Figure contents as structured data
***

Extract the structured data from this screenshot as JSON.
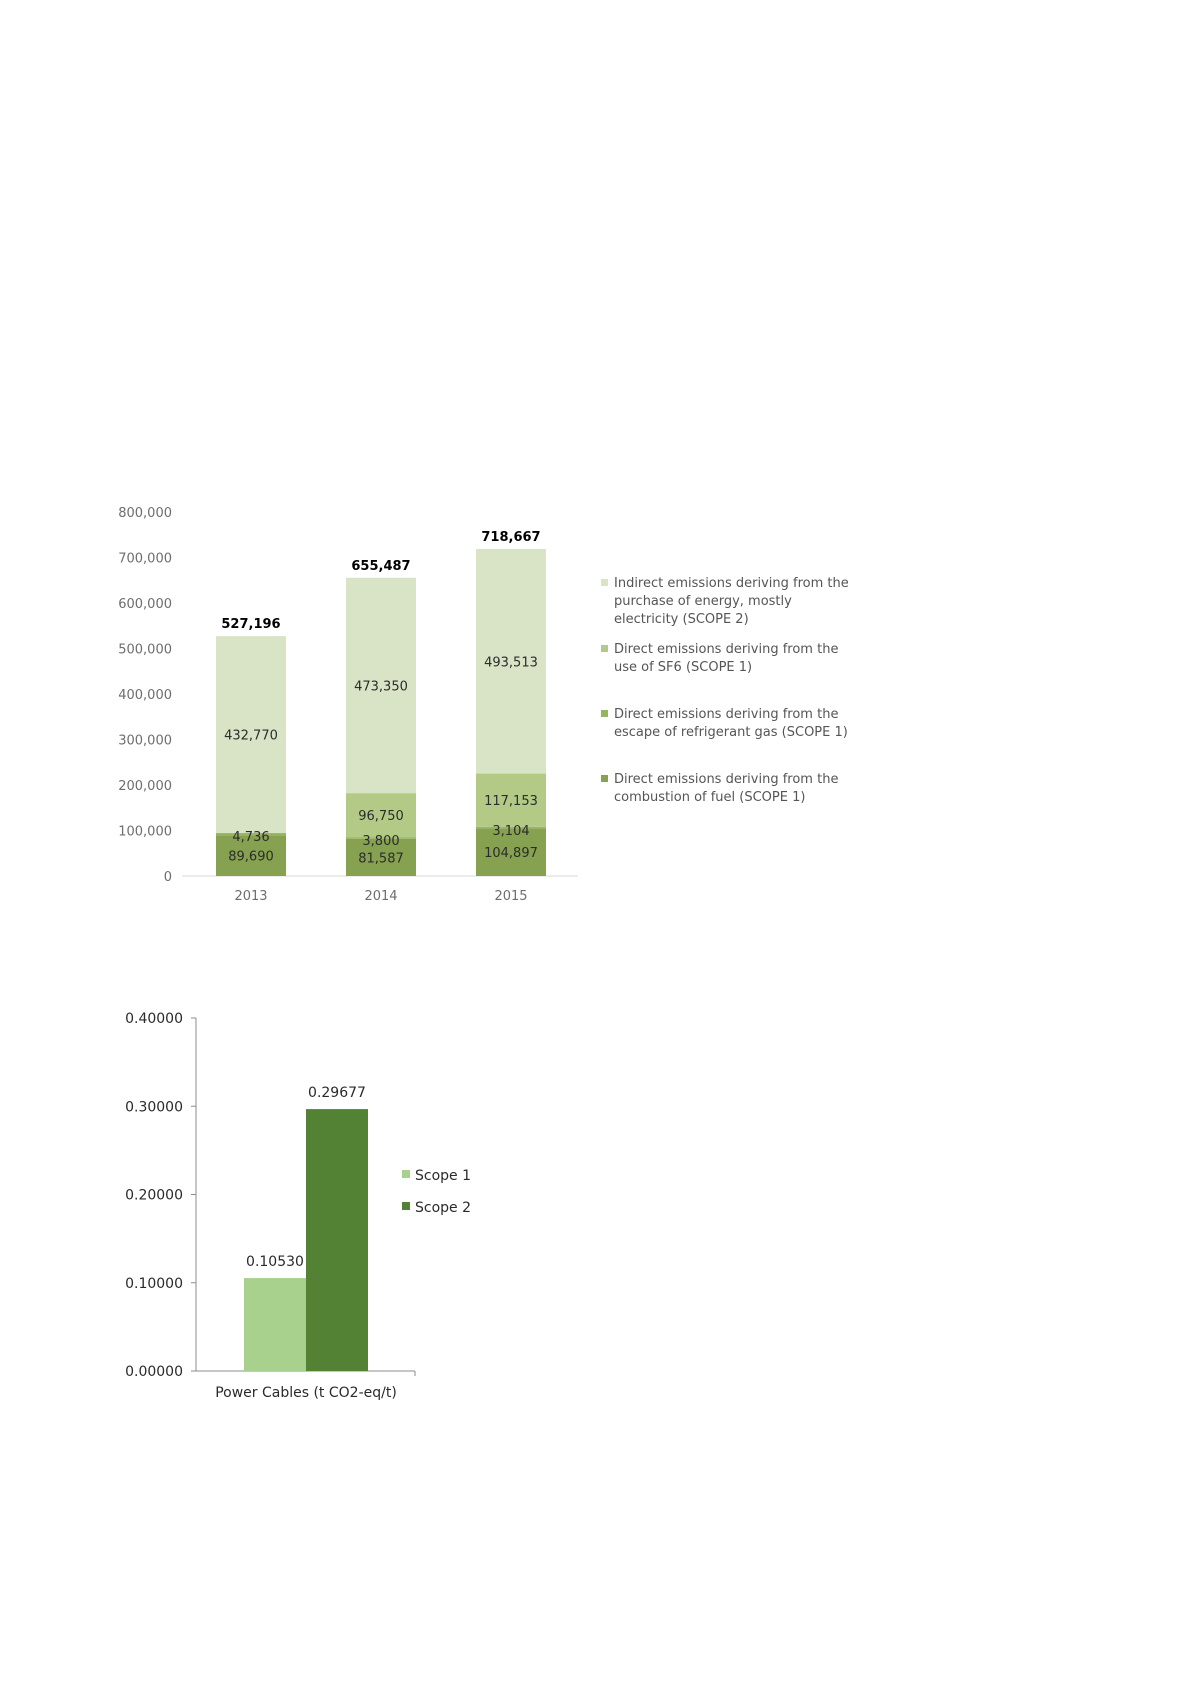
{
  "chart_data": [
    {
      "type": "bar",
      "stacked": true,
      "categories": [
        "2013",
        "2014",
        "2015"
      ],
      "series": [
        {
          "name": "Direct emissions deriving from the combustion of fuel (SCOPE 1)",
          "values": [
            89690,
            81587,
            104897
          ],
          "labels": [
            "89,690",
            "81,587",
            "104,897"
          ],
          "color": "#86a14f"
        },
        {
          "name": "Direct emissions deriving from the escape of refrigerant gas (SCOPE 1)",
          "values": [
            4736,
            3800,
            3104
          ],
          "labels": [
            "4,736",
            "3,800",
            "3,104"
          ],
          "color": "#97b460"
        },
        {
          "name": "Direct emissions deriving from the use of SF6 (SCOPE 1)",
          "values": [
            0,
            96750,
            117153
          ],
          "labels": [
            "",
            "96,750",
            "117,153"
          ],
          "color": "#b2ca85"
        },
        {
          "name": "Indirect emissions deriving from the purchase of energy, mostly electricity (SCOPE 2)",
          "values": [
            432770,
            473350,
            493513
          ],
          "labels": [
            "432,770",
            "473,350",
            "493,513"
          ],
          "color": "#d9e3c6"
        }
      ],
      "totals": [
        "527,196",
        "655,487",
        "718,667"
      ],
      "total_values": [
        527196,
        655487,
        718667
      ],
      "ylim": [
        0,
        800000
      ],
      "yticks": [
        "0",
        "100,000",
        "200,000",
        "300,000",
        "400,000",
        "500,000",
        "600,000",
        "700,000",
        "800,000"
      ],
      "legend": {
        "placement": "right",
        "entries": [
          [
            "Indirect emissions deriving from the",
            "purchase of energy, mostly",
            "electricity (SCOPE 2)"
          ],
          [
            "Direct emissions deriving from the",
            "use of SF6 (SCOPE 1)"
          ],
          [
            "Direct emissions deriving from the",
            "escape of refrigerant gas (SCOPE 1)"
          ],
          [
            "Direct emissions deriving from the",
            "combustion of fuel (SCOPE 1)"
          ]
        ],
        "colors": [
          "#d9e3c6",
          "#b2ca85",
          "#97b460",
          "#86a14f"
        ]
      },
      "grid": false
    },
    {
      "type": "bar",
      "categories": [
        "Power Cables (t CO2-eq/t)"
      ],
      "series": [
        {
          "name": "Scope 1",
          "values": [
            0.1053
          ],
          "label": "0.10530",
          "color": "#a9d18e"
        },
        {
          "name": "Scope 2",
          "values": [
            0.29677
          ],
          "label": "0.29677",
          "color": "#548235"
        }
      ],
      "ylim": [
        0,
        0.4
      ],
      "yticks": [
        "0.00000",
        "0.10000",
        "0.20000",
        "0.30000",
        "0.40000"
      ],
      "legend": {
        "placement": "right"
      },
      "grid": false
    }
  ]
}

***

Task to complete
Copy every line of the listing that contains the word "purchase".

The answer
          "name": "Indirect emissions deriving from the purchase of energy, mostly electricity (SCOPE 2)",
            "purchase of energy, mostly",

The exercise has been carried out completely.